### REQUIRED TASK
Copy out each line below exactly as it appears.

——

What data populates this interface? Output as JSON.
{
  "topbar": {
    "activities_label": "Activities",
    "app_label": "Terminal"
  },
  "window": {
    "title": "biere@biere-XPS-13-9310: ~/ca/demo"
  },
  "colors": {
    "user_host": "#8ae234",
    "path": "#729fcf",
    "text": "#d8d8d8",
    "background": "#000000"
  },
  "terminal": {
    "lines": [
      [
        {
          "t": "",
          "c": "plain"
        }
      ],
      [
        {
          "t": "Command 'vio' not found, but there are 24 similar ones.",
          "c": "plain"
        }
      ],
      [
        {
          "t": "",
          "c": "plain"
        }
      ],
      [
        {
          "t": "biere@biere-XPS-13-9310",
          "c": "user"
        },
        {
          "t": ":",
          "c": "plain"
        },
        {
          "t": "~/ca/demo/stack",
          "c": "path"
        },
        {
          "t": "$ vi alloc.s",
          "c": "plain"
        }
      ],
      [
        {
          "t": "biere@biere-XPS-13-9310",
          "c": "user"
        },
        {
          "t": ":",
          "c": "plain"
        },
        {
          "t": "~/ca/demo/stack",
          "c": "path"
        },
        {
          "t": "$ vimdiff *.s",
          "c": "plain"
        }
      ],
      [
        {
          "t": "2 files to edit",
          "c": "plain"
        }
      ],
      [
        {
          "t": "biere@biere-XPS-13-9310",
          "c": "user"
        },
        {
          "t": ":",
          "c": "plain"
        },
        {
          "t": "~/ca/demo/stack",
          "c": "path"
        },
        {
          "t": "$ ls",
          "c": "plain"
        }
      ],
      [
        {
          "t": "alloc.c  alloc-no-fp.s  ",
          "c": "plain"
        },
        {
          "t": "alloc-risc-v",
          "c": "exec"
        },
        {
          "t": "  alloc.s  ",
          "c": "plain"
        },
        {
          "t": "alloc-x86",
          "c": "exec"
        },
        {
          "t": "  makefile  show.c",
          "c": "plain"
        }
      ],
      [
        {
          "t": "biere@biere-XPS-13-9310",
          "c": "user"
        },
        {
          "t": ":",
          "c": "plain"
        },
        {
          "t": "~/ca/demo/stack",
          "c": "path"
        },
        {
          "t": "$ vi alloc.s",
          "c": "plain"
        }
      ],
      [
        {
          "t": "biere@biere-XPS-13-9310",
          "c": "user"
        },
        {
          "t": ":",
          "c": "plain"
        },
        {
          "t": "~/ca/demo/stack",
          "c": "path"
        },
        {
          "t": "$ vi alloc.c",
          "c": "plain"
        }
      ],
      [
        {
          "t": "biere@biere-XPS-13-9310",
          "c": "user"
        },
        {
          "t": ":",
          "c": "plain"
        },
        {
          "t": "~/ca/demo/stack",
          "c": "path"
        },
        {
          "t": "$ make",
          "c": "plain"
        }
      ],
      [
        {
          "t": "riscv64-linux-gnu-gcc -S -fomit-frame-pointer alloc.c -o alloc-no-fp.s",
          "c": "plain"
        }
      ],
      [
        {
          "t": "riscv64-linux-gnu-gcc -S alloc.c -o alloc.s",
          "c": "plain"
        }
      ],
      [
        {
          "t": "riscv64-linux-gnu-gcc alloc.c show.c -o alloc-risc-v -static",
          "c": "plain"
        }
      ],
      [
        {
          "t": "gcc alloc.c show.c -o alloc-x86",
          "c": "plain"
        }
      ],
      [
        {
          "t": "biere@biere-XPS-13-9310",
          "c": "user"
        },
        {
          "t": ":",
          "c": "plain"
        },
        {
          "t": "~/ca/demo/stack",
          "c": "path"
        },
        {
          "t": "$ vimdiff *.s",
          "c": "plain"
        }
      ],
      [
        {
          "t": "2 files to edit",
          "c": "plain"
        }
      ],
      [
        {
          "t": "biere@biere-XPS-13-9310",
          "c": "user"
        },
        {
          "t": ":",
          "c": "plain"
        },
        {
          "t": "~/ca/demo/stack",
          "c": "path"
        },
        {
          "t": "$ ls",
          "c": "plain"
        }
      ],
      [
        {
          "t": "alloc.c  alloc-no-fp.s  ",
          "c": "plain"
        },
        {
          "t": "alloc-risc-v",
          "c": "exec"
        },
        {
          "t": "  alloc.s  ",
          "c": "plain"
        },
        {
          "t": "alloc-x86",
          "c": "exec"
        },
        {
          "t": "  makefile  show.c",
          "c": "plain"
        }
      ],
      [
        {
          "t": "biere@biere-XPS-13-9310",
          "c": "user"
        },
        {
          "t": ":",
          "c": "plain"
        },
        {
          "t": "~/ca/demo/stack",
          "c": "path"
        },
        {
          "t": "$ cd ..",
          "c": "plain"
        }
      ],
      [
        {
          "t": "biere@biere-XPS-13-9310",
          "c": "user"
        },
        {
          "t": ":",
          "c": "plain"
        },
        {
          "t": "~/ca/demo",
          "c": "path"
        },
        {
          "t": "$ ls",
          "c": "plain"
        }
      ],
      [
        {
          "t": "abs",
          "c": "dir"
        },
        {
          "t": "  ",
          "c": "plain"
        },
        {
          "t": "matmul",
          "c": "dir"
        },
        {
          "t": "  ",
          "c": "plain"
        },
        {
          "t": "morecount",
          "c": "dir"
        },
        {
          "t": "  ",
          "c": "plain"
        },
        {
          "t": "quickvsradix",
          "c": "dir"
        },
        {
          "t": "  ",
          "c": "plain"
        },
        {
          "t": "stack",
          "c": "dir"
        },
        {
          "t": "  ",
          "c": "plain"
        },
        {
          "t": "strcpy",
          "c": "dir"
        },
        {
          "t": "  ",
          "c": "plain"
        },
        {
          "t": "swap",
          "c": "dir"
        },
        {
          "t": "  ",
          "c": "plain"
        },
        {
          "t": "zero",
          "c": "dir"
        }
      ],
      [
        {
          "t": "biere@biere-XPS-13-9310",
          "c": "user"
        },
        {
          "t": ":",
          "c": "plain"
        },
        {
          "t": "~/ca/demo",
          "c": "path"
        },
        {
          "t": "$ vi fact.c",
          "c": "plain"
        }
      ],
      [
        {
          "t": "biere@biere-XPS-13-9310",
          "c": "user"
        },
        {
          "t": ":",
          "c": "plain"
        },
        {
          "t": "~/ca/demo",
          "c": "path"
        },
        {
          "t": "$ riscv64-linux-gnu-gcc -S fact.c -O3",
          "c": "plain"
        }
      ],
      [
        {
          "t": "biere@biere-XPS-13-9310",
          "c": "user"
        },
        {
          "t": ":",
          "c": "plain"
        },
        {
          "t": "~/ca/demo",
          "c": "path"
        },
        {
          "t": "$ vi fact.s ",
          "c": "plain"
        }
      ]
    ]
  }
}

——

### RESULT FOR THIS EXERCISE
What data populates this interface? Output as JSON.
{
  "topbar": {
    "activities_label": "Activities",
    "app_label": "Terminal"
  },
  "window": {
    "title": "biere@biere-XPS-13-9310: ~/ca/demo"
  },
  "colors": {
    "user_host": "#8ae234",
    "path": "#729fcf",
    "text": "#d8d8d8",
    "background": "#000000"
  },
  "terminal": {
    "lines": [
      [
        {
          "t": "",
          "c": "plain"
        }
      ],
      [
        {
          "t": "Command 'vio' not found, but there are 24 similar ones.",
          "c": "plain"
        }
      ],
      [
        {
          "t": "",
          "c": "plain"
        }
      ],
      [
        {
          "t": "biere@biere-XPS-13-9310",
          "c": "user"
        },
        {
          "t": ":",
          "c": "plain"
        },
        {
          "t": "~/ca/demo/stack",
          "c": "path"
        },
        {
          "t": "$ vi alloc.s",
          "c": "plain"
        }
      ],
      [
        {
          "t": "biere@biere-XPS-13-9310",
          "c": "user"
        },
        {
          "t": ":",
          "c": "plain"
        },
        {
          "t": "~/ca/demo/stack",
          "c": "path"
        },
        {
          "t": "$ vimdiff *.s",
          "c": "plain"
        }
      ],
      [
        {
          "t": "2 files to edit",
          "c": "plain"
        }
      ],
      [
        {
          "t": "biere@biere-XPS-13-9310",
          "c": "user"
        },
        {
          "t": ":",
          "c": "plain"
        },
        {
          "t": "~/ca/demo/stack",
          "c": "path"
        },
        {
          "t": "$ ls",
          "c": "plain"
        }
      ],
      [
        {
          "t": "alloc.c  alloc-no-fp.s  ",
          "c": "plain"
        },
        {
          "t": "alloc-risc-v",
          "c": "exec"
        },
        {
          "t": "  alloc.s  ",
          "c": "plain"
        },
        {
          "t": "alloc-x86",
          "c": "exec"
        },
        {
          "t": "  makefile  show.c",
          "c": "plain"
        }
      ],
      [
        {
          "t": "biere@biere-XPS-13-9310",
          "c": "user"
        },
        {
          "t": ":",
          "c": "plain"
        },
        {
          "t": "~/ca/demo/stack",
          "c": "path"
        },
        {
          "t": "$ vi alloc.s",
          "c": "plain"
        }
      ],
      [
        {
          "t": "biere@biere-XPS-13-9310",
          "c": "user"
        },
        {
          "t": ":",
          "c": "plain"
        },
        {
          "t": "~/ca/demo/stack",
          "c": "path"
        },
        {
          "t": "$ vi alloc.c",
          "c": "plain"
        }
      ],
      [
        {
          "t": "biere@biere-XPS-13-9310",
          "c": "user"
        },
        {
          "t": ":",
          "c": "plain"
        },
        {
          "t": "~/ca/demo/stack",
          "c": "path"
        },
        {
          "t": "$ make",
          "c": "plain"
        }
      ],
      [
        {
          "t": "riscv64-linux-gnu-gcc -S -fomit-frame-pointer alloc.c -o alloc-no-fp.s",
          "c": "plain"
        }
      ],
      [
        {
          "t": "riscv64-linux-gnu-gcc -S alloc.c -o alloc.s",
          "c": "plain"
        }
      ],
      [
        {
          "t": "riscv64-linux-gnu-gcc alloc.c show.c -o alloc-risc-v -static",
          "c": "plain"
        }
      ],
      [
        {
          "t": "gcc alloc.c show.c -o alloc-x86",
          "c": "plain"
        }
      ],
      [
        {
          "t": "biere@biere-XPS-13-9310",
          "c": "user"
        },
        {
          "t": ":",
          "c": "plain"
        },
        {
          "t": "~/ca/demo/stack",
          "c": "path"
        },
        {
          "t": "$ vimdiff *.s",
          "c": "plain"
        }
      ],
      [
        {
          "t": "2 files to edit",
          "c": "plain"
        }
      ],
      [
        {
          "t": "biere@biere-XPS-13-9310",
          "c": "user"
        },
        {
          "t": ":",
          "c": "plain"
        },
        {
          "t": "~/ca/demo/stack",
          "c": "path"
        },
        {
          "t": "$ ls",
          "c": "plain"
        }
      ],
      [
        {
          "t": "alloc.c  alloc-no-fp.s  ",
          "c": "plain"
        },
        {
          "t": "alloc-risc-v",
          "c": "exec"
        },
        {
          "t": "  alloc.s  ",
          "c": "plain"
        },
        {
          "t": "alloc-x86",
          "c": "exec"
        },
        {
          "t": "  makefile  show.c",
          "c": "plain"
        }
      ],
      [
        {
          "t": "biere@biere-XPS-13-9310",
          "c": "user"
        },
        {
          "t": ":",
          "c": "plain"
        },
        {
          "t": "~/ca/demo/stack",
          "c": "path"
        },
        {
          "t": "$ cd ..",
          "c": "plain"
        }
      ],
      [
        {
          "t": "biere@biere-XPS-13-9310",
          "c": "user"
        },
        {
          "t": ":",
          "c": "plain"
        },
        {
          "t": "~/ca/demo",
          "c": "path"
        },
        {
          "t": "$ ls",
          "c": "plain"
        }
      ],
      [
        {
          "t": "abs",
          "c": "dir"
        },
        {
          "t": "  ",
          "c": "plain"
        },
        {
          "t": "matmul",
          "c": "dir"
        },
        {
          "t": "  ",
          "c": "plain"
        },
        {
          "t": "morecount",
          "c": "dir"
        },
        {
          "t": "  ",
          "c": "plain"
        },
        {
          "t": "quickvsradix",
          "c": "dir"
        },
        {
          "t": "  ",
          "c": "plain"
        },
        {
          "t": "stack",
          "c": "dir"
        },
        {
          "t": "  ",
          "c": "plain"
        },
        {
          "t": "strcpy",
          "c": "dir"
        },
        {
          "t": "  ",
          "c": "plain"
        },
        {
          "t": "swap",
          "c": "dir"
        },
        {
          "t": "  ",
          "c": "plain"
        },
        {
          "t": "zero",
          "c": "dir"
        }
      ],
      [
        {
          "t": "biere@biere-XPS-13-9310",
          "c": "user"
        },
        {
          "t": ":",
          "c": "plain"
        },
        {
          "t": "~/ca/demo",
          "c": "path"
        },
        {
          "t": "$ vi fact.c",
          "c": "plain"
        }
      ],
      [
        {
          "t": "biere@biere-XPS-13-9310",
          "c": "user"
        },
        {
          "t": ":",
          "c": "plain"
        },
        {
          "t": "~/ca/demo",
          "c": "path"
        },
        {
          "t": "$ riscv64-linux-gnu-gcc -S fact.c -O3",
          "c": "plain"
        }
      ],
      [
        {
          "t": "biere@biere-XPS-13-9310",
          "c": "user"
        },
        {
          "t": ":",
          "c": "plain"
        },
        {
          "t": "~/ca/demo",
          "c": "path"
        },
        {
          "t": "$ vi fact.s ",
          "c": "plain"
        }
      ]
    ]
  }
}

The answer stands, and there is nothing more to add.